▶ _WHAT THE TASK ASKS_: Extract all lines that hold the string "фазе".

▶ _SUPPLIED INFORMATION_:

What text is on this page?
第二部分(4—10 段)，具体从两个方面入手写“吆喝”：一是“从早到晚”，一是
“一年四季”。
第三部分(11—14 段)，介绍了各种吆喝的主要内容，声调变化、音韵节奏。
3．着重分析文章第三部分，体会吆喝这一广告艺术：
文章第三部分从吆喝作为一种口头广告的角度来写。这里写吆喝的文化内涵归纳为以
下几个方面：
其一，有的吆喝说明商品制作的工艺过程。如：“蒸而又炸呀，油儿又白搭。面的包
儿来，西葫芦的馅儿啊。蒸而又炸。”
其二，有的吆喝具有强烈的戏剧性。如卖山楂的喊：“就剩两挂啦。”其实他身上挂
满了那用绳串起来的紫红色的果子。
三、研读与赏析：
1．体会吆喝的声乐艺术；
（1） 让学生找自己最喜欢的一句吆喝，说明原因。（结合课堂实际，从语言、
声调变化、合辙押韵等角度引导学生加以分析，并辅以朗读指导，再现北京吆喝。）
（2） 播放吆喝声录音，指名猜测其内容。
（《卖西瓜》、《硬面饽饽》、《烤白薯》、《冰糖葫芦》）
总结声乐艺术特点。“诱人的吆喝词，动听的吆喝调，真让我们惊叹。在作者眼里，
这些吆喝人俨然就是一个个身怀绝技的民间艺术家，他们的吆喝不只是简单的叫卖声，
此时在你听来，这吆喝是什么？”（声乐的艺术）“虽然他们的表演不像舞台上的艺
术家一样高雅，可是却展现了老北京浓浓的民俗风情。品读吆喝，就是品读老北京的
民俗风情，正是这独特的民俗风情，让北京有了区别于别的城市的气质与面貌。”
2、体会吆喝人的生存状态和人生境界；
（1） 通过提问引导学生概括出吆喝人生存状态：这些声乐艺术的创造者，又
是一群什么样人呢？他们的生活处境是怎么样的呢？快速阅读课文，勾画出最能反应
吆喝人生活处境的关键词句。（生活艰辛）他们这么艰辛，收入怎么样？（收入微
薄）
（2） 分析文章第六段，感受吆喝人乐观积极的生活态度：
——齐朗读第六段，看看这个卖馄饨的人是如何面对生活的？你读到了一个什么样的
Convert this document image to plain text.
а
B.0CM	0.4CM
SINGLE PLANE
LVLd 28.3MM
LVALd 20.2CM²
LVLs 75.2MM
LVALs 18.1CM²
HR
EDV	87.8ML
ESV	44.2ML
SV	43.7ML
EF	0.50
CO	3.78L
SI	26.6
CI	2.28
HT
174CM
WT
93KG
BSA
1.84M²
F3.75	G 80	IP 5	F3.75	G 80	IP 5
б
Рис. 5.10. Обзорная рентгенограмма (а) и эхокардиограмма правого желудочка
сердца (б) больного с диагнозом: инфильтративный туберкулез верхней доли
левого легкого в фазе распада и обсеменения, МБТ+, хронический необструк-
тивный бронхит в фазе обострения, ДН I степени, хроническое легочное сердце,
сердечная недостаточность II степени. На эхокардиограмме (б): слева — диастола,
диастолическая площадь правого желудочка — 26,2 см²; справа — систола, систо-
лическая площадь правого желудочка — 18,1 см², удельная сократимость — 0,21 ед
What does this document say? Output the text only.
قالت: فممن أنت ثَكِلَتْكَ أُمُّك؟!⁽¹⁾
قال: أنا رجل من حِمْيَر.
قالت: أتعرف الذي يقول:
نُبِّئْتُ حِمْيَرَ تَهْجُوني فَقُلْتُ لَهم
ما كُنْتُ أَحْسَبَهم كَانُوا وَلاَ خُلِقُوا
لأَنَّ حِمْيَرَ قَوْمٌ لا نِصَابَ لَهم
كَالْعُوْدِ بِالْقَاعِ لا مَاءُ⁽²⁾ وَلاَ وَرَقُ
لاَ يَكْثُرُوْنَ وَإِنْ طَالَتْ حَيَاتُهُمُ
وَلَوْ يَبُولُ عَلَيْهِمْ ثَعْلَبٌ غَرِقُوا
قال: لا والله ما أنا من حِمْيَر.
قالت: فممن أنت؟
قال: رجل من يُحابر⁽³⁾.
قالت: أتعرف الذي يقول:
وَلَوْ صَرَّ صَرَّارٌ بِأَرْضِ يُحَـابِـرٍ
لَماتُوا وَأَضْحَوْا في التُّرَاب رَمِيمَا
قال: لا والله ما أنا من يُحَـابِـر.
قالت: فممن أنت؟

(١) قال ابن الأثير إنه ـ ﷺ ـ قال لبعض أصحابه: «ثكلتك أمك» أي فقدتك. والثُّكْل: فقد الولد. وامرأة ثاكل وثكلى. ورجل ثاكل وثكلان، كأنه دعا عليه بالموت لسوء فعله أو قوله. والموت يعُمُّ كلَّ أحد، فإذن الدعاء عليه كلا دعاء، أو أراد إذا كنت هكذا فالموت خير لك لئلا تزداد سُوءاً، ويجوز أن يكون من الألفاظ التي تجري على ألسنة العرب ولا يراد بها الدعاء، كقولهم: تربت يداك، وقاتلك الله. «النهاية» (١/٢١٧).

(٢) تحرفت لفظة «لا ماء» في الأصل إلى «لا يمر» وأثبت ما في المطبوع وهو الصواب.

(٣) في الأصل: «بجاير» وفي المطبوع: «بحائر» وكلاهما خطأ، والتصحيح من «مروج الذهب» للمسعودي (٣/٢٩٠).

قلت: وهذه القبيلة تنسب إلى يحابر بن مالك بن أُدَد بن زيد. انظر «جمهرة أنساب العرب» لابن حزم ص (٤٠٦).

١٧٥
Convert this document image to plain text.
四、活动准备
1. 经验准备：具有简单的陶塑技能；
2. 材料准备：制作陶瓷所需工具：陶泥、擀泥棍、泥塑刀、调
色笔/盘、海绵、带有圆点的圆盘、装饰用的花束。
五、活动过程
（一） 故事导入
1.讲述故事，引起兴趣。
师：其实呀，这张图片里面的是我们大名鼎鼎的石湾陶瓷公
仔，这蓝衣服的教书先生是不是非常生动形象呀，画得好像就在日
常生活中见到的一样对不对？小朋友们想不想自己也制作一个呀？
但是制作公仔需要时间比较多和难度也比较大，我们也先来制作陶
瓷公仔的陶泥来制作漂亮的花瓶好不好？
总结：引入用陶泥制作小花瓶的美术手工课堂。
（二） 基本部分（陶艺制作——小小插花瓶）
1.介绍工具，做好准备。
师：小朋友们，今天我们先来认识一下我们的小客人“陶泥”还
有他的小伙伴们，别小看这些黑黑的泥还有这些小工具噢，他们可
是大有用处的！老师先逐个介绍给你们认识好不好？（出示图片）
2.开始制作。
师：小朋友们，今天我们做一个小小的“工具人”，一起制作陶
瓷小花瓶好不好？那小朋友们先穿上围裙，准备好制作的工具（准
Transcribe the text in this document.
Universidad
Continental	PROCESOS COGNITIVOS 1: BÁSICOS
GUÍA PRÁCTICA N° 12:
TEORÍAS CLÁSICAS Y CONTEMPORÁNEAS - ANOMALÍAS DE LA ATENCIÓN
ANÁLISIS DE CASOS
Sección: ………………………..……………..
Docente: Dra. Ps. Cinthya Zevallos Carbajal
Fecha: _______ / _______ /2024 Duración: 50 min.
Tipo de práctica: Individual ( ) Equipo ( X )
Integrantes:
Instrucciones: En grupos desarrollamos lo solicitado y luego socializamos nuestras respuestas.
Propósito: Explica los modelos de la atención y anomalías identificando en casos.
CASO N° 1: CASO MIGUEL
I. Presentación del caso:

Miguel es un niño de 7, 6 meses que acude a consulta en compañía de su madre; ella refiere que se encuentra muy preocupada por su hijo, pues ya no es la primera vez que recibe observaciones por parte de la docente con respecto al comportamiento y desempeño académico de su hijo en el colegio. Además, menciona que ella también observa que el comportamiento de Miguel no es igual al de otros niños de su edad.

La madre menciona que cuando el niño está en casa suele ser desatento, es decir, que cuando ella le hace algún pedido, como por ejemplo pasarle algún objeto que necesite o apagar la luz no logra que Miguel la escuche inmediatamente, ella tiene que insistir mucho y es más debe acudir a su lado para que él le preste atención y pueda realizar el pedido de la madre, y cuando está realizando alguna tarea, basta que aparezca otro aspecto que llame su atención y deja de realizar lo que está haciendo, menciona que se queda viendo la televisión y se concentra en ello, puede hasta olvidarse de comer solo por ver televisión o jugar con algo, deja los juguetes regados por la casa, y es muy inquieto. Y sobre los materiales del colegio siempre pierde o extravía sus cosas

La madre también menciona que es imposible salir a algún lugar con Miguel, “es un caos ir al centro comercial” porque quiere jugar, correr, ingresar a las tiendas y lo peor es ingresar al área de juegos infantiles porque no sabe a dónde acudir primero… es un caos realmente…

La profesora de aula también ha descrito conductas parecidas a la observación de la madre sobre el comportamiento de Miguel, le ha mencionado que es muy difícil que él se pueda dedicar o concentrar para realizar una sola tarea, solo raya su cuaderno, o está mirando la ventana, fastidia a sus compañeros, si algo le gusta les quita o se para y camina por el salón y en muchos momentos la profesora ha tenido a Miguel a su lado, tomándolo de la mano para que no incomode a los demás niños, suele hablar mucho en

▶ _SOLUTION FOR THIS TASK_:
левого легкого в фазе распада и обсеменения, МБТ+, хронический необструк-
тивный бронхит в фазе обострения, ДН I степени, хроническое легочное сердце,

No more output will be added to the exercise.